__What the task asks__:
What follows is a listing to be transcribed exactly.

─── Source records ───

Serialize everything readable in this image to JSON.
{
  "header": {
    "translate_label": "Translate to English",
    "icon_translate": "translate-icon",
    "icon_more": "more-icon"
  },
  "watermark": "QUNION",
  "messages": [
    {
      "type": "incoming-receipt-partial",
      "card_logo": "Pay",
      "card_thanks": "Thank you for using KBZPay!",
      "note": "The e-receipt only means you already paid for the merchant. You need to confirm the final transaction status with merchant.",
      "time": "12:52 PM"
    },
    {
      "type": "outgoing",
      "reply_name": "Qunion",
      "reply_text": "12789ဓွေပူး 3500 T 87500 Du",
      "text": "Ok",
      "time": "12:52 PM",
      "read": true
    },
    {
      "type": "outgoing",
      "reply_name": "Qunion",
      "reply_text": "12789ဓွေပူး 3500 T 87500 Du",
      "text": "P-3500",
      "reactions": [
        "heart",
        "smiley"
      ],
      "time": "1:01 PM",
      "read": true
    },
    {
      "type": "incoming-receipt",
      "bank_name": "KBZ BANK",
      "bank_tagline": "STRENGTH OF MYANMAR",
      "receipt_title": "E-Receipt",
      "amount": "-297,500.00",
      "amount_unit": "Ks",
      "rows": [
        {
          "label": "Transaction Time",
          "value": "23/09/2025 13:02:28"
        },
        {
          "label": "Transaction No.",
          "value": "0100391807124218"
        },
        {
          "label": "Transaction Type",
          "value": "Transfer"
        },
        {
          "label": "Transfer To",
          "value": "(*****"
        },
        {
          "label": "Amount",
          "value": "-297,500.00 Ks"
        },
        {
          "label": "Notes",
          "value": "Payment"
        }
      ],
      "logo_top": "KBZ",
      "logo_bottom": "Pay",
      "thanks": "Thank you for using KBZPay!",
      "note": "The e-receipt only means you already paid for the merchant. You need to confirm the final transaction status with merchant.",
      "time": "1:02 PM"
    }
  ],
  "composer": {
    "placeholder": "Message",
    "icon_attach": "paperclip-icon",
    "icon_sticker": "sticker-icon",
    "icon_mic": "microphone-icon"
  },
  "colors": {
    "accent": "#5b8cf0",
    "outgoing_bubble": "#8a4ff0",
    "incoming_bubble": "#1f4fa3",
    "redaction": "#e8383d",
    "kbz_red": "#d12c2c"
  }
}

───

__Complete output__:
Serialize everything readable in this image to JSON.
{
  "header": {
    "translate_label": "Translate to English",
    "icon_translate": "translate-icon",
    "icon_more": "more-icon"
  },
  "watermark": "QUNION",
  "messages": [
    {
      "type": "incoming-receipt-partial",
      "card_logo": "Pay",
      "card_thanks": "Thank you for using KBZPay!",
      "note": "The e-receipt only means you already paid for the merchant. You need to confirm the final transaction status with merchant.",
      "time": "12:52 PM"
    },
    {
      "type": "outgoing",
      "reply_name": "Qunion",
      "reply_text": "12789ဓွေပူး 3500 T 87500 Du",
      "text": "Ok",
      "time": "12:52 PM",
      "read": true
    },
    {
      "type": "outgoing",
      "reply_name": "Qunion",
      "reply_text": "12789ဓွေပူး 3500 T 87500 Du",
      "text": "P-3500",
      "reactions": [
        "heart",
        "smiley"
      ],
      "time": "1:01 PM",
      "read": true
    },
    {
      "type": "incoming-receipt",
      "bank_name": "KBZ BANK",
      "bank_tagline": "STRENGTH OF MYANMAR",
      "receipt_title": "E-Receipt",
      "amount": "-297,500.00",
      "amount_unit": "Ks",
      "rows": [
        {
          "label": "Transaction Time",
          "value": "23/09/2025 13:02:28"
        },
        {
          "label": "Transaction No.",
          "value": "0100391807124218"
        },
        {
          "label": "Transaction Type",
          "value": "Transfer"
        },
        {
          "label": "Transfer To",
          "value": "(*****"
        },
        {
          "label": "Amount",
          "value": "-297,500.00 Ks"
        },
        {
          "label": "Notes",
          "value": "Payment"
        }
      ],
      "logo_top": "KBZ",
      "logo_bottom": "Pay",
      "thanks": "Thank you for using KBZPay!",
      "note": "The e-receipt only means you already paid for the merchant. You need to confirm the final transaction status with merchant.",
      "time": "1:02 PM"
    }
  ],
  "composer": {
    "placeholder": "Message",
    "icon_attach": "paperclip-icon",
    "icon_sticker": "sticker-icon",
    "icon_mic": "microphone-icon"
  },
  "colors": {
    "accent": "#5b8cf0",
    "outgoing_bubble": "#8a4ff0",
    "incoming_bubble": "#1f4fa3",
    "redaction": "#e8383d",
    "kbz_red": "#d12c2c"
  }
}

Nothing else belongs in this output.